Your instructions:
Filter these entries, keeping only lines that hold the word "NetVLAD".

Excerpted records:

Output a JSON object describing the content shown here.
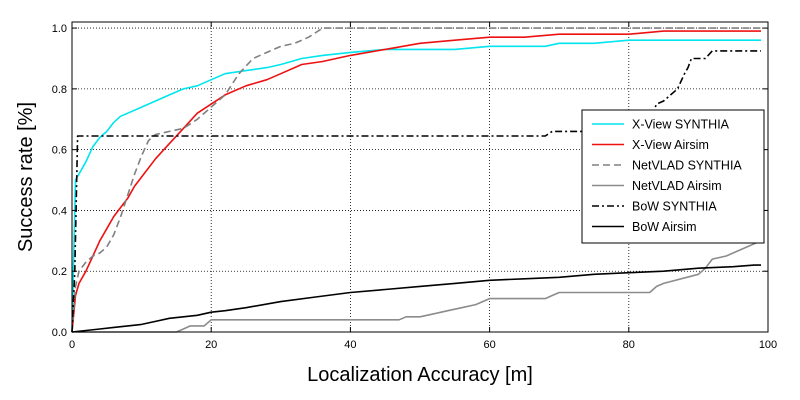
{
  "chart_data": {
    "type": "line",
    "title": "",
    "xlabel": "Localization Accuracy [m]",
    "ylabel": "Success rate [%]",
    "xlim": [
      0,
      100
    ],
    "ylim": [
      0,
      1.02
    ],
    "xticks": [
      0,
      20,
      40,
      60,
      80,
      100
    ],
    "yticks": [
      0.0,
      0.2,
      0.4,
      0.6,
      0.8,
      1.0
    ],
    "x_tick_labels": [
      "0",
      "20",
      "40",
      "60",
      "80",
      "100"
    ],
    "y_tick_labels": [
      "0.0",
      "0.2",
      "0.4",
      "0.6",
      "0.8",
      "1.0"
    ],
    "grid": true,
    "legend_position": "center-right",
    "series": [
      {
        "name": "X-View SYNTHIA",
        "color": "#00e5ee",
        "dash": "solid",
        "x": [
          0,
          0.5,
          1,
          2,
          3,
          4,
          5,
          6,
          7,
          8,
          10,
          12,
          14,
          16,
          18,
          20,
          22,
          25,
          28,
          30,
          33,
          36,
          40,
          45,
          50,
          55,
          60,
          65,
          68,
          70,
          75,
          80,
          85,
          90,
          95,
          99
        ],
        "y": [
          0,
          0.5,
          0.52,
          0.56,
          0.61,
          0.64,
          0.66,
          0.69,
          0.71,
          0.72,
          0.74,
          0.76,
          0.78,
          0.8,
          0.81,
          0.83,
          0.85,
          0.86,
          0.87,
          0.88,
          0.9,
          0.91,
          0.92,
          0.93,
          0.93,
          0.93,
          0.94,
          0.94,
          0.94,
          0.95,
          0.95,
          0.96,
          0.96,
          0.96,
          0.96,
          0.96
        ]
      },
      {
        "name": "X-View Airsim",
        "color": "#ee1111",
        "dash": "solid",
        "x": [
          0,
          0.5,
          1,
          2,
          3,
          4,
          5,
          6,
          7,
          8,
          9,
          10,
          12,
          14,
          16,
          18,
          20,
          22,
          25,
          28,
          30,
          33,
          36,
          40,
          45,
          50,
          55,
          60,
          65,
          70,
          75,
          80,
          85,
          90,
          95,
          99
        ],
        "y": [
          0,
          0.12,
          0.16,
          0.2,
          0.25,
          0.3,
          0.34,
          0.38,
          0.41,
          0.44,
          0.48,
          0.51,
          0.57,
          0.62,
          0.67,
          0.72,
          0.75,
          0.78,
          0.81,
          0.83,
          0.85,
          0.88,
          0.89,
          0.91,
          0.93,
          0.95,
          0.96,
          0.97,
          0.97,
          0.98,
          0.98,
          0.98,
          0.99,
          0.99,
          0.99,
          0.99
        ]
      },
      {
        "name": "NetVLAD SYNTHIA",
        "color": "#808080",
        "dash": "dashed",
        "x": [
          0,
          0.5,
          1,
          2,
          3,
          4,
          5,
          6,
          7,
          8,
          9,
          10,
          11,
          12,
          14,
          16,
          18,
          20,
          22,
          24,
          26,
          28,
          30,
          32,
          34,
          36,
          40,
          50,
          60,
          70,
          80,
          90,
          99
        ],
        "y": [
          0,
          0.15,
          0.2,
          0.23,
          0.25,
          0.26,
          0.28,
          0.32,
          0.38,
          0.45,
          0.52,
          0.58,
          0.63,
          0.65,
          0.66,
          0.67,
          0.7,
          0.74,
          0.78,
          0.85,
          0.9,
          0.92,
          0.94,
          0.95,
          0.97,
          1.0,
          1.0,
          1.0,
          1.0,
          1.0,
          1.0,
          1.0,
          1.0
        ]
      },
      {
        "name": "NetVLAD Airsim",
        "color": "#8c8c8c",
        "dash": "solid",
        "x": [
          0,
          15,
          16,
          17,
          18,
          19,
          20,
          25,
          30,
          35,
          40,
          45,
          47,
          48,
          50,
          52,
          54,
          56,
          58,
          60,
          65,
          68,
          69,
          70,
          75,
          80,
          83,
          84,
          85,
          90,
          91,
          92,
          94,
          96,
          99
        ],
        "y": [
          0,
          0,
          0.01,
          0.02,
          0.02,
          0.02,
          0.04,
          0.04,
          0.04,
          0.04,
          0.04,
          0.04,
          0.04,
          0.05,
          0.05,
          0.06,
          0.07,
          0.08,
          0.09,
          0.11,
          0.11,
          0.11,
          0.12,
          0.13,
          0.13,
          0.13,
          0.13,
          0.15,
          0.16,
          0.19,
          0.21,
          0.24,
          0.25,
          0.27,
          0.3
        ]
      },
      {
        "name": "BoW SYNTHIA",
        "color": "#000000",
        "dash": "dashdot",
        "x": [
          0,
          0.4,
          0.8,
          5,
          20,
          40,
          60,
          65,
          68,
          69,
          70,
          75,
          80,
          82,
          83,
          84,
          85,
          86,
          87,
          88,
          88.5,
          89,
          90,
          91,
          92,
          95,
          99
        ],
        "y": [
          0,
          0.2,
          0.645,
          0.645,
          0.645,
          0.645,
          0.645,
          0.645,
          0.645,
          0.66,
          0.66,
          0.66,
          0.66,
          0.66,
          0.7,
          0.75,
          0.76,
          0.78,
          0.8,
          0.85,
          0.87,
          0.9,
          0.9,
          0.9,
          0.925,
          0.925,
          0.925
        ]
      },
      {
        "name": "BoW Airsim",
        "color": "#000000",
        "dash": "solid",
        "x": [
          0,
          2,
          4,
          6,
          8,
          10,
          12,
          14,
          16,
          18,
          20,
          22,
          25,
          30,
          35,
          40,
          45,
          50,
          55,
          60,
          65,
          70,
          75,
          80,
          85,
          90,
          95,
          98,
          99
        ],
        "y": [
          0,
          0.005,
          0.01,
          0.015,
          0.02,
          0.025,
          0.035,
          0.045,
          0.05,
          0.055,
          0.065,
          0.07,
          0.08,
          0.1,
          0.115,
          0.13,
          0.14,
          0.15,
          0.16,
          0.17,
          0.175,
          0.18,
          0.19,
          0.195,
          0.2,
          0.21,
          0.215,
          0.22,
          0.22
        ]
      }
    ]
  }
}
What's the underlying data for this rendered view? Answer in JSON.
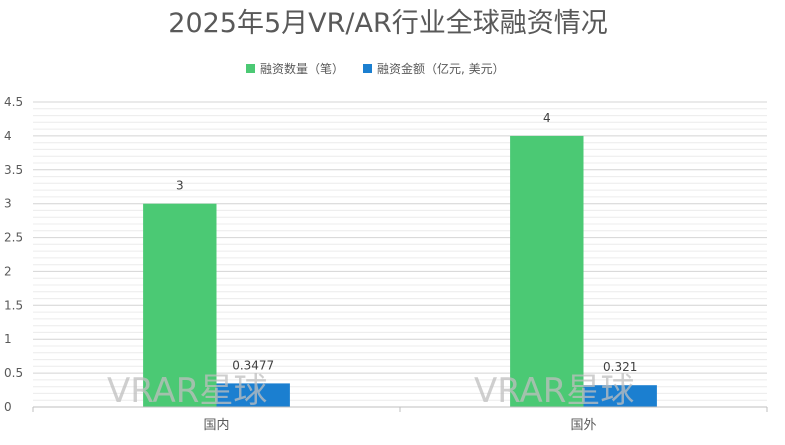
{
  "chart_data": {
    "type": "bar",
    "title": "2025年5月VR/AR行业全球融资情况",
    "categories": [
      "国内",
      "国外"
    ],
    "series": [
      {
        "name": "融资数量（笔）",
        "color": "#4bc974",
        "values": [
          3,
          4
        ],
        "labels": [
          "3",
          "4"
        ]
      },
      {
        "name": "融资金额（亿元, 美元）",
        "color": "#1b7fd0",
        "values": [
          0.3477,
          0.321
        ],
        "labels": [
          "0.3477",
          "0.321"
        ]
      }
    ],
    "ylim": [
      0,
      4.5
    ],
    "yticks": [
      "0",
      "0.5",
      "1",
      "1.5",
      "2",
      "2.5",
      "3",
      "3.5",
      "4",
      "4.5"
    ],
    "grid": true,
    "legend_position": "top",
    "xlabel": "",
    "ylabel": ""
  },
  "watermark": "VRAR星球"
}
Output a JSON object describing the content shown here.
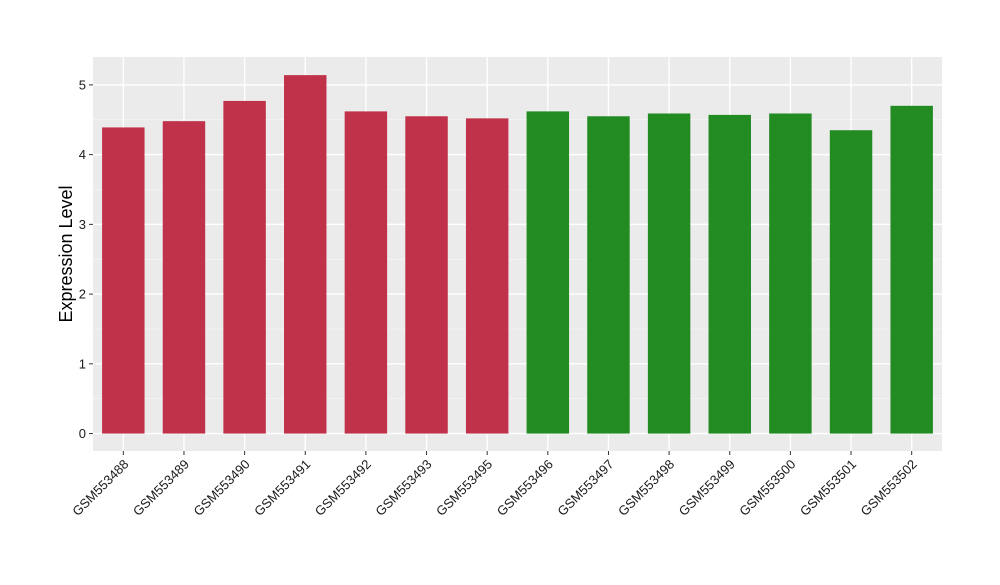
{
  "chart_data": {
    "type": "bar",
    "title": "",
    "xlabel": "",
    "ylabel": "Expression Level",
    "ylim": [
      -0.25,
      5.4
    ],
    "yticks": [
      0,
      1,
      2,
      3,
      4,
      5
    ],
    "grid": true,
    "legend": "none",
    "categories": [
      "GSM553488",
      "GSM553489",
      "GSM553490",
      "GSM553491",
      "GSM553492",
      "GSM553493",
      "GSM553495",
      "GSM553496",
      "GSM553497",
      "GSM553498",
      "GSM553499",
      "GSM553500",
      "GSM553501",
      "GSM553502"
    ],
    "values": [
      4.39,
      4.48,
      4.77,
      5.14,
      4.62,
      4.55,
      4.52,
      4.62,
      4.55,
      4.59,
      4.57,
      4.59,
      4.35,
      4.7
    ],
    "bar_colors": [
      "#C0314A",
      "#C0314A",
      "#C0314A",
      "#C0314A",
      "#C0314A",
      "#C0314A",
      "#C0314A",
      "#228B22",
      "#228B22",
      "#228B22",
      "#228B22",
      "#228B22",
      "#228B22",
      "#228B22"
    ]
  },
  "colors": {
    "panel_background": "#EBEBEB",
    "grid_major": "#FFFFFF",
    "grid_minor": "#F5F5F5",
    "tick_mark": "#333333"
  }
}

Written answer:
        "name": "NetVLAD SYNTHIA",
        "name": "NetVLAD Airsim",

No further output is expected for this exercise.